* _What is being asked_: Please rewrite the data starting at the line containing "square-f3[interactable] — [250, 250, 300, 300]" and ending at the line containing "square-b7[interactable] — [50, 50, 100, 100]", putting "clickable" wherever "interactable" appears and leaving everything else unchanged.

——

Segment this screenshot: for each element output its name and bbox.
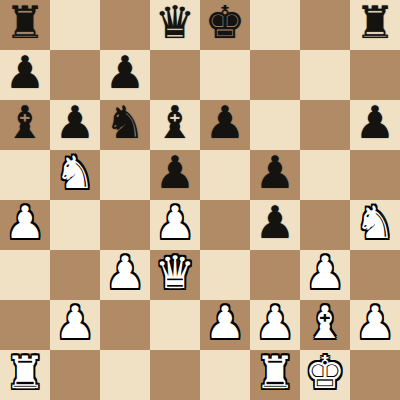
square-f3[interactable] — [250, 250, 300, 300]
black-bishop-piece[interactable]: ♝ — [5, 100, 45, 148]
square-e1[interactable] — [200, 350, 250, 400]
square-c6[interactable]: ♞ — [100, 100, 150, 150]
square-h8[interactable]: ♜ — [350, 0, 400, 50]
square-b7[interactable] — [50, 50, 100, 100]
square-c2[interactable] — [100, 300, 150, 350]
black-pawn-piece[interactable]: ♟ — [255, 150, 295, 198]
square-h6[interactable]: ♟ — [350, 100, 400, 150]
black-pawn-piece[interactable]: ♟ — [155, 150, 195, 198]
black-queen-piece[interactable]: ♛ — [155, 0, 195, 48]
black-rook-piece[interactable]: ♜ — [5, 0, 45, 48]
white-bishop-piece[interactable]: ♝ — [305, 300, 345, 348]
square-d6[interactable]: ♝ — [150, 100, 200, 150]
square-g2[interactable]: ♝ — [300, 300, 350, 350]
square-e8[interactable]: ♚ — [200, 0, 250, 50]
square-c1[interactable] — [100, 350, 150, 400]
black-knight-piece[interactable]: ♞ — [105, 100, 145, 148]
white-pawn-piece[interactable]: ♟ — [255, 300, 295, 348]
square-h4[interactable]: ♞ — [350, 200, 400, 250]
square-g6[interactable] — [300, 100, 350, 150]
square-d4[interactable]: ♟ — [150, 200, 200, 250]
white-pawn-piece[interactable]: ♟ — [155, 200, 195, 248]
square-b1[interactable] — [50, 350, 100, 400]
black-pawn-piece[interactable]: ♟ — [5, 50, 45, 98]
square-h1[interactable] — [350, 350, 400, 400]
square-c4[interactable] — [100, 200, 150, 250]
square-f7[interactable] — [250, 50, 300, 100]
square-f8[interactable] — [250, 0, 300, 50]
square-e5[interactable] — [200, 150, 250, 200]
white-knight-piece[interactable]: ♞ — [55, 150, 95, 198]
square-f2[interactable]: ♟ — [250, 300, 300, 350]
square-g5[interactable] — [300, 150, 350, 200]
square-h7[interactable] — [350, 50, 400, 100]
black-pawn-piece[interactable]: ♟ — [205, 100, 245, 148]
white-pawn-piece[interactable]: ♟ — [55, 300, 95, 348]
square-g8[interactable] — [300, 0, 350, 50]
black-rook-piece[interactable]: ♜ — [355, 0, 395, 48]
white-rook-piece[interactable]: ♜ — [5, 350, 45, 398]
square-e3[interactable] — [200, 250, 250, 300]
square-a1[interactable]: ♜ — [0, 350, 50, 400]
square-f1[interactable]: ♜ — [250, 350, 300, 400]
square-h2[interactable]: ♟ — [350, 300, 400, 350]
chess-board: ♜♛♚♜♟♟♝♟♞♝♟♟♞♟♟♟♟♟♞♟♛♟♟♟♟♝♟♜♜♚ — [0, 0, 400, 400]
square-b4[interactable] — [50, 200, 100, 250]
white-pawn-piece[interactable]: ♟ — [305, 250, 345, 298]
square-d8[interactable]: ♛ — [150, 0, 200, 50]
square-a7[interactable]: ♟ — [0, 50, 50, 100]
square-a6[interactable]: ♝ — [0, 100, 50, 150]
square-c7[interactable]: ♟ — [100, 50, 150, 100]
square-g1[interactable]: ♚ — [300, 350, 350, 400]
square-c5[interactable] — [100, 150, 150, 200]
square-b3[interactable] — [50, 250, 100, 300]
square-e4[interactable] — [200, 200, 250, 250]
square-a5[interactable] — [0, 150, 50, 200]
white-rook-piece[interactable]: ♜ — [255, 350, 295, 398]
black-pawn-piece[interactable]: ♟ — [355, 100, 395, 148]
square-d5[interactable]: ♟ — [150, 150, 200, 200]
square-a2[interactable] — [0, 300, 50, 350]
white-pawn-piece[interactable]: ♟ — [355, 300, 395, 348]
square-d7[interactable] — [150, 50, 200, 100]
square-b6[interactable]: ♟ — [50, 100, 100, 150]
square-e7[interactable] — [200, 50, 250, 100]
square-b5[interactable]: ♞ — [50, 150, 100, 200]
black-king-piece[interactable]: ♚ — [205, 0, 245, 48]
square-g3[interactable]: ♟ — [300, 250, 350, 300]
black-pawn-piece[interactable]: ♟ — [105, 50, 145, 98]
square-b2[interactable]: ♟ — [50, 300, 100, 350]
black-pawn-piece[interactable]: ♟ — [255, 200, 295, 248]
square-c3[interactable]: ♟ — [100, 250, 150, 300]
white-pawn-piece[interactable]: ♟ — [5, 200, 45, 248]
square-e6[interactable]: ♟ — [200, 100, 250, 150]
square-f4[interactable]: ♟ — [250, 200, 300, 250]
square-e2[interactable]: ♟ — [200, 300, 250, 350]
square-b8[interactable] — [50, 0, 100, 50]
square-a8[interactable]: ♜ — [0, 0, 50, 50]
white-pawn-piece[interactable]: ♟ — [105, 250, 145, 298]
square-h3[interactable] — [350, 250, 400, 300]
square-d3[interactable]: ♛ — [150, 250, 200, 300]
white-knight-piece[interactable]: ♞ — [355, 200, 395, 248]
square-c8[interactable] — [100, 0, 150, 50]
black-bishop-piece[interactable]: ♝ — [155, 100, 195, 148]
square-g4[interactable] — [300, 200, 350, 250]
square-a3[interactable] — [0, 250, 50, 300]
square-a4[interactable]: ♟ — [0, 200, 50, 250]
black-pawn-piece[interactable]: ♟ — [55, 100, 95, 148]
square-d2[interactable] — [150, 300, 200, 350]
square-d1[interactable] — [150, 350, 200, 400]
square-f6[interactable] — [250, 100, 300, 150]
white-king-piece[interactable]: ♚ — [305, 350, 345, 398]
square-g7[interactable] — [300, 50, 350, 100]
square-h5[interactable] — [350, 150, 400, 200]
white-pawn-piece[interactable]: ♟ — [205, 300, 245, 348]
square-f5[interactable]: ♟ — [250, 150, 300, 200]
white-queen-piece[interactable]: ♛ — [155, 250, 195, 298]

——

* _Finished exercise_:
square-f3[clickable] — [250, 250, 300, 300]
black-bishop-piece[clickable]: ♝ — [5, 100, 45, 148]
square-e1[clickable] — [200, 350, 250, 400]
square-c6[clickable]: ♞ — [100, 100, 150, 150]
square-h8[clickable]: ♜ — [350, 0, 400, 50]
square-b7[clickable] — [50, 50, 100, 100]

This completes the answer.